## OBJECTIVE
Pictures in the records should not be copied, but every other part must be repeated exactly.

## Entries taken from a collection
::::
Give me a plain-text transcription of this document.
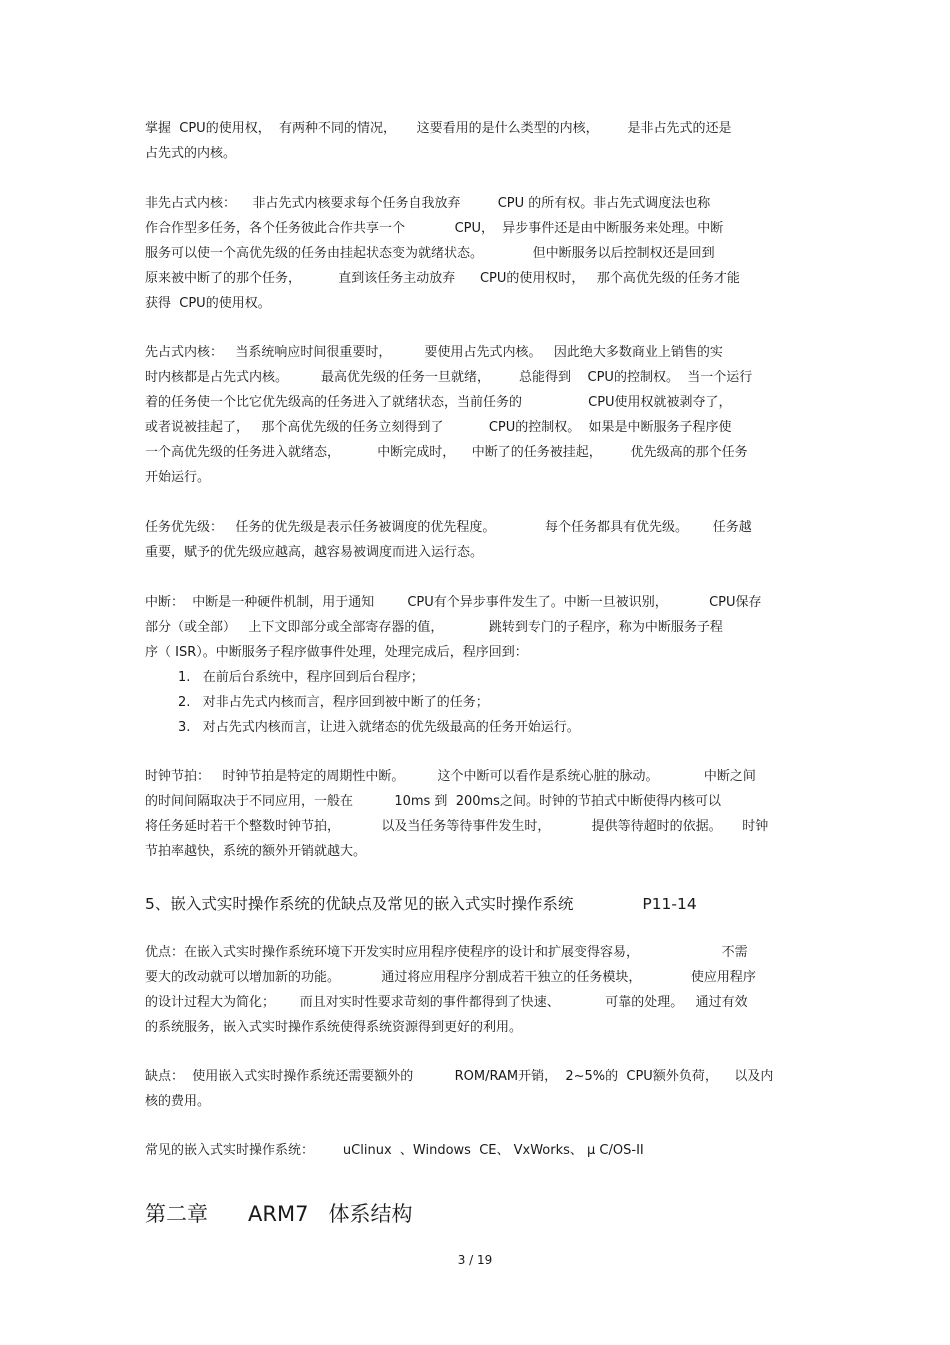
掌握  CPU的使用权，  有两种不同的情况，     这要看用的是什么类型的内核，       是非占先式的还是

占先式的内核。

非先占式内核：    非占先式内核要求每个任务自我放弃         CPU 的所有权。非占先式调度法也称

作合作型多任务，各个任务彼此合作共享一个            CPU，  异步事件还是由中断服务来处理。中断

服务可以使一个高优先级的任务由挂起状态变为就绪状态。            但中断服务以后控制权还是回到

原来被中断了的那个任务，         直到该任务主动放弃      CPU的使用权时，   那个高优先级的任务才能

获得  CPU的使用权。

先占式内核：   当系统响应时间很重要时，        要使用占先式内核。   因此绝大多数商业上销售的实

时内核都是占先式内核。        最高优先级的任务一旦就绪，       总能得到    CPU的控制权。  当一个运行

着的任务使一个比它优先级高的任务进入了就绪状态，当前任务的                CPU使用权就被剥夺了，

或者说被挂起了，   那个高优先级的任务立刻得到了           CPU的控制权。  如果是中断服务子程序使

一个高优先级的任务进入就绪态，         中断完成时，    中断了的任务被挂起，       优先级高的那个任务

开始运行。

任务优先级：   任务的优先级是表示任务被调度的优先程度。            每个任务都具有优先级。      任务越

重要，赋予的优先级应越高，越容易被调度而进入运行态。

中断：  中断是一种硬件机制，用于通知        CPU有个异步事件发生了。中断一旦被识别，          CPU保存

部分（或全部）   上下文即部分或全部寄存器的值，           跳转到专门的子程序，称为中断服务子程

序（ ISR）。中断服务子程序做事件处理，处理完成后，程序回到：

1.   在前后台系统中，程序回到后台程序；

2.   对非占先式内核而言，程序回到被中断了的任务；

3.   对占先式内核而言，让进入就绪态的优先级最高的任务开始运行。

时钟节拍：   时钟节拍是特定的周期性中断。        这个中断可以看作是系统心脏的脉动。           中断之间

的时间间隔取决于不同应用，一般在          10ms 到  200ms之间。时钟的节拍式中断使得内核可以

将任务延时若干个整数时钟节拍，          以及当任务等待事件发生时，          提供等待超时的依据。     时钟

节拍率越快，系统的额外开销就越大。

5、嵌入式实时操作系统的优缺点及常见的嵌入式实时操作系统              P11-14

优点：在嵌入式实时操作系统环境下开发实时应用程序使程序的设计和扩展变得容易，                    不需

要大的改动就可以增加新的功能。          通过将应用程序分割成若干独立的任务模块，            使应用程序

的设计过程大为简化；      而且对实时性要求苛刻的事件都得到了快速、           可靠的处理。   通过有效

的系统服务，嵌入式实时操作系统使得系统资源得到更好的利用。

缺点：  使用嵌入式实时操作系统还需要额外的          ROM/RAM开销，  2~5%的  CPU额外负荷，    以及内

核的费用。

常见的嵌入式实时操作系统：       uClinux  、Windows  CE、 VxWorks、 μ C/OS-II

第二章      ARM7   体系结构
3 / 19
::::
## EXERCISE RESPONSE
Give me a plain-text transcription of this document.
掌握  CPU的使用权，  有两种不同的情况，     这要看用的是什么类型的内核，       是非占先式的还是

占先式的内核。

非先占式内核：    非占先式内核要求每个任务自我放弃         CPU 的所有权。非占先式调度法也称

作合作型多任务，各个任务彼此合作共享一个            CPU，  异步事件还是由中断服务来处理。中断

服务可以使一个高优先级的任务由挂起状态变为就绪状态。            但中断服务以后控制权还是回到

原来被中断了的那个任务，         直到该任务主动放弃      CPU的使用权时，   那个高优先级的任务才能

获得  CPU的使用权。

先占式内核：   当系统响应时间很重要时，        要使用占先式内核。   因此绝大多数商业上销售的实

时内核都是占先式内核。        最高优先级的任务一旦就绪，       总能得到    CPU的控制权。  当一个运行

着的任务使一个比它优先级高的任务进入了就绪状态，当前任务的                CPU使用权就被剥夺了，

或者说被挂起了，   那个高优先级的任务立刻得到了           CPU的控制权。  如果是中断服务子程序使

一个高优先级的任务进入就绪态，         中断完成时，    中断了的任务被挂起，       优先级高的那个任务

开始运行。

任务优先级：   任务的优先级是表示任务被调度的优先程度。            每个任务都具有优先级。      任务越

重要，赋予的优先级应越高，越容易被调度而进入运行态。

中断：  中断是一种硬件机制，用于通知        CPU有个异步事件发生了。中断一旦被识别，          CPU保存

部分（或全部）   上下文即部分或全部寄存器的值，           跳转到专门的子程序，称为中断服务子程

序（ ISR）。中断服务子程序做事件处理，处理完成后，程序回到：

1.   在前后台系统中，程序回到后台程序；

2.   对非占先式内核而言，程序回到被中断了的任务；

3.   对占先式内核而言，让进入就绪态的优先级最高的任务开始运行。

时钟节拍：   时钟节拍是特定的周期性中断。        这个中断可以看作是系统心脏的脉动。           中断之间

的时间间隔取决于不同应用，一般在          10ms 到  200ms之间。时钟的节拍式中断使得内核可以

将任务延时若干个整数时钟节拍，          以及当任务等待事件发生时，          提供等待超时的依据。     时钟

节拍率越快，系统的额外开销就越大。

5、嵌入式实时操作系统的优缺点及常见的嵌入式实时操作系统              P11-14

优点：在嵌入式实时操作系统环境下开发实时应用程序使程序的设计和扩展变得容易，                    不需

要大的改动就可以增加新的功能。          通过将应用程序分割成若干独立的任务模块，            使应用程序

的设计过程大为简化；      而且对实时性要求苛刻的事件都得到了快速、           可靠的处理。   通过有效

的系统服务，嵌入式实时操作系统使得系统资源得到更好的利用。

缺点：  使用嵌入式实时操作系统还需要额外的          ROM/RAM开销，  2~5%的  CPU额外负荷，    以及内

核的费用。

常见的嵌入式实时操作系统：       uClinux  、Windows  CE、 VxWorks、 μ C/OS-II

第二章      ARM7   体系结构
3 / 19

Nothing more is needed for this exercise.